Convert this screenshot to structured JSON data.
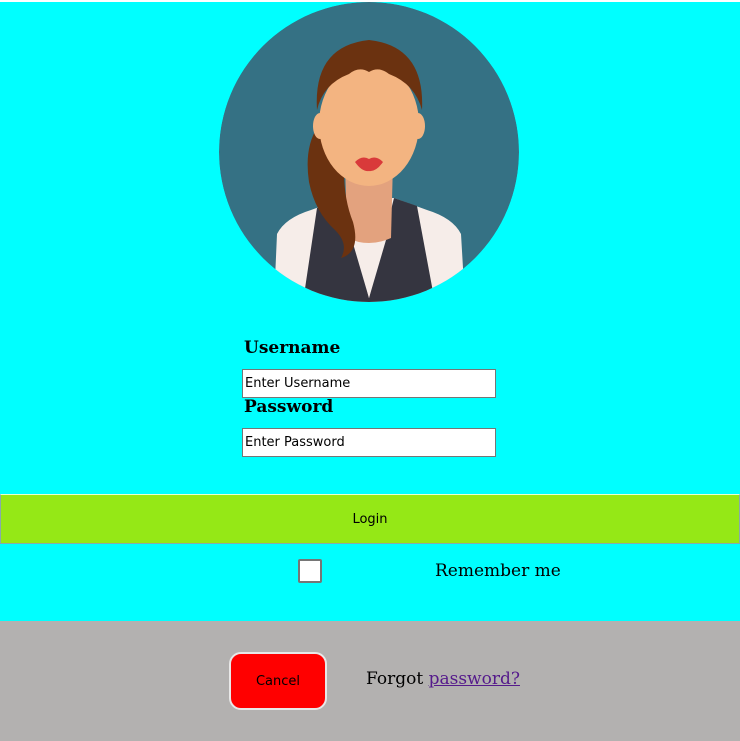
{
  "colors": {
    "top_background": "#00ffff",
    "bottom_background": "#b3b1b0",
    "login_button": "#95e816",
    "cancel_button": "#ff0000",
    "avatar_background": "#357184",
    "link": "#551a8b"
  },
  "avatar": {
    "icon": "woman-avatar-icon"
  },
  "form": {
    "username_label": "Username",
    "username_placeholder": "Enter Username",
    "password_label": "Password",
    "password_placeholder": "Enter Password",
    "login_label": "Login",
    "remember_label": "Remember me",
    "remember_checked": false
  },
  "footer": {
    "cancel_label": "Cancel",
    "forgot_text": "Forgot",
    "forgot_link": "password?"
  }
}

_ _ _ _ _

-- TASK DETAILS --
Retype every entry verbatim and exclude the pictures from the copy.

-- SOLUTION TO THIS PROBLEM --
Convert this screenshot to structured JSON data.
{
  "colors": {
    "top_background": "#00ffff",
    "bottom_background": "#b3b1b0",
    "login_button": "#95e816",
    "cancel_button": "#ff0000",
    "avatar_background": "#357184",
    "link": "#551a8b"
  },
  "avatar": {
    "icon": "woman-avatar-icon"
  },
  "form": {
    "username_label": "Username",
    "username_placeholder": "Enter Username",
    "password_label": "Password",
    "password_placeholder": "Enter Password",
    "login_label": "Login",
    "remember_label": "Remember me",
    "remember_checked": false
  },
  "footer": {
    "cancel_label": "Cancel",
    "forgot_text": "Forgot",
    "forgot_link": "password?"
  }
}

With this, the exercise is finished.